#### [Data for the task]
----
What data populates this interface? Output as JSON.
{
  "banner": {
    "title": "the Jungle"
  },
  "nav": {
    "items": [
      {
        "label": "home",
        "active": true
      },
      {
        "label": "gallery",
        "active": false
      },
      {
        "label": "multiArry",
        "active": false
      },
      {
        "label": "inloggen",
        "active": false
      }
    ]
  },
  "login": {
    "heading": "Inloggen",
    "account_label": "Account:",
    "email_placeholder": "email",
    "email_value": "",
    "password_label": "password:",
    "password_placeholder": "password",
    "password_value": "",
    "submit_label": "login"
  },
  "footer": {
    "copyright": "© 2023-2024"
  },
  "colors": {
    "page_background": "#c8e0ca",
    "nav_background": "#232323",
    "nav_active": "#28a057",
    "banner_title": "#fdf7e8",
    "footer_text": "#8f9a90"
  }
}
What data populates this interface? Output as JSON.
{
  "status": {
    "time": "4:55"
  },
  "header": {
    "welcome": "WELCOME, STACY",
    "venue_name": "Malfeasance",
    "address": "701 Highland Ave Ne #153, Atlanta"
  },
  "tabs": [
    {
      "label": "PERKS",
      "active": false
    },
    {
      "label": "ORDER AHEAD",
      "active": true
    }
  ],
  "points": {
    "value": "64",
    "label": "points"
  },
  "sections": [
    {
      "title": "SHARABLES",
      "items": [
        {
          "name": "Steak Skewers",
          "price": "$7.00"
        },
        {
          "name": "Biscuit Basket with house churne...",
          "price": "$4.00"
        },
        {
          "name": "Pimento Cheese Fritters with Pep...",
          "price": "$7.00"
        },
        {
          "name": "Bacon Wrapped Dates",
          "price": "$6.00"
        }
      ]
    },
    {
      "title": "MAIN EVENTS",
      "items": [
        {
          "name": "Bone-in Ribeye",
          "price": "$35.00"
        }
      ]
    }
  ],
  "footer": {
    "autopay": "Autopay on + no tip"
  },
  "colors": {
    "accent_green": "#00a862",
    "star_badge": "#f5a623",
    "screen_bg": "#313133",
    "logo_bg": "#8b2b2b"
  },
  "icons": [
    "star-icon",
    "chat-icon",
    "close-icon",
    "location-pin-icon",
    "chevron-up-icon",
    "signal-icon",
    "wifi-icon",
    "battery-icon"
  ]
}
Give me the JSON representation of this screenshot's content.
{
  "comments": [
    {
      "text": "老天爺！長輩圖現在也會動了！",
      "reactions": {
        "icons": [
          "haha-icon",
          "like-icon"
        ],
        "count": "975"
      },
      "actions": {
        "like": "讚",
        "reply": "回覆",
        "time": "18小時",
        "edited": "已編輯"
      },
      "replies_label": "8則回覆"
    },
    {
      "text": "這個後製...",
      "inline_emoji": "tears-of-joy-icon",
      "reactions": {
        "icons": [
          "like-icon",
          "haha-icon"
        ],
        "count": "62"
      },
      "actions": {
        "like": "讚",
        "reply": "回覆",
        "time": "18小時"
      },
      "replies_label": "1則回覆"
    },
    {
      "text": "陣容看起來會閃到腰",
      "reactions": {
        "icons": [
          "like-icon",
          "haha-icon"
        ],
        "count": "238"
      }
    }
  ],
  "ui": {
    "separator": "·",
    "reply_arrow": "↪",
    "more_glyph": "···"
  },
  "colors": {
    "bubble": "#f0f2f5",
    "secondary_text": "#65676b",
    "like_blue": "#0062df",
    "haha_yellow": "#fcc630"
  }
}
----
#### [Problem details]
Transcribe the records above exactly as they appear.

#### [Solution for this problem]
What data populates this interface? Output as JSON.
{
  "banner": {
    "title": "the Jungle"
  },
  "nav": {
    "items": [
      {
        "label": "home",
        "active": true
      },
      {
        "label": "gallery",
        "active": false
      },
      {
        "label": "multiArry",
        "active": false
      },
      {
        "label": "inloggen",
        "active": false
      }
    ]
  },
  "login": {
    "heading": "Inloggen",
    "account_label": "Account:",
    "email_placeholder": "email",
    "email_value": "",
    "password_label": "password:",
    "password_placeholder": "password",
    "password_value": "",
    "submit_label": "login"
  },
  "footer": {
    "copyright": "© 2023-2024"
  },
  "colors": {
    "page_background": "#c8e0ca",
    "nav_background": "#232323",
    "nav_active": "#28a057",
    "banner_title": "#fdf7e8",
    "footer_text": "#8f9a90"
  }
}
What data populates this interface? Output as JSON.
{
  "status": {
    "time": "4:55"
  },
  "header": {
    "welcome": "WELCOME, STACY",
    "venue_name": "Malfeasance",
    "address": "701 Highland Ave Ne #153, Atlanta"
  },
  "tabs": [
    {
      "label": "PERKS",
      "active": false
    },
    {
      "label": "ORDER AHEAD",
      "active": true
    }
  ],
  "points": {
    "value": "64",
    "label": "points"
  },
  "sections": [
    {
      "title": "SHARABLES",
      "items": [
        {
          "name": "Steak Skewers",
          "price": "$7.00"
        },
        {
          "name": "Biscuit Basket with house churne...",
          "price": "$4.00"
        },
        {
          "name": "Pimento Cheese Fritters with Pep...",
          "price": "$7.00"
        },
        {
          "name": "Bacon Wrapped Dates",
          "price": "$6.00"
        }
      ]
    },
    {
      "title": "MAIN EVENTS",
      "items": [
        {
          "name": "Bone-in Ribeye",
          "price": "$35.00"
        }
      ]
    }
  ],
  "footer": {
    "autopay": "Autopay on + no tip"
  },
  "colors": {
    "accent_green": "#00a862",
    "star_badge": "#f5a623",
    "screen_bg": "#313133",
    "logo_bg": "#8b2b2b"
  },
  "icons": [
    "star-icon",
    "chat-icon",
    "close-icon",
    "location-pin-icon",
    "chevron-up-icon",
    "signal-icon",
    "wifi-icon",
    "battery-icon"
  ]
}
Give me the JSON representation of this screenshot's content.
{
  "comments": [
    {
      "text": "老天爺！長輩圖現在也會動了！",
      "reactions": {
        "icons": [
          "haha-icon",
          "like-icon"
        ],
        "count": "975"
      },
      "actions": {
        "like": "讚",
        "reply": "回覆",
        "time": "18小時",
        "edited": "已編輯"
      },
      "replies_label": "8則回覆"
    },
    {
      "text": "這個後製...",
      "inline_emoji": "tears-of-joy-icon",
      "reactions": {
        "icons": [
          "like-icon",
          "haha-icon"
        ],
        "count": "62"
      },
      "actions": {
        "like": "讚",
        "reply": "回覆",
        "time": "18小時"
      },
      "replies_label": "1則回覆"
    },
    {
      "text": "陣容看起來會閃到腰",
      "reactions": {
        "icons": [
          "like-icon",
          "haha-icon"
        ],
        "count": "238"
      }
    }
  ],
  "ui": {
    "separator": "·",
    "reply_arrow": "↪",
    "more_glyph": "···"
  },
  "colors": {
    "bubble": "#f0f2f5",
    "secondary_text": "#65676b",
    "like_blue": "#0062df",
    "haha_yellow": "#fcc630"
  }
}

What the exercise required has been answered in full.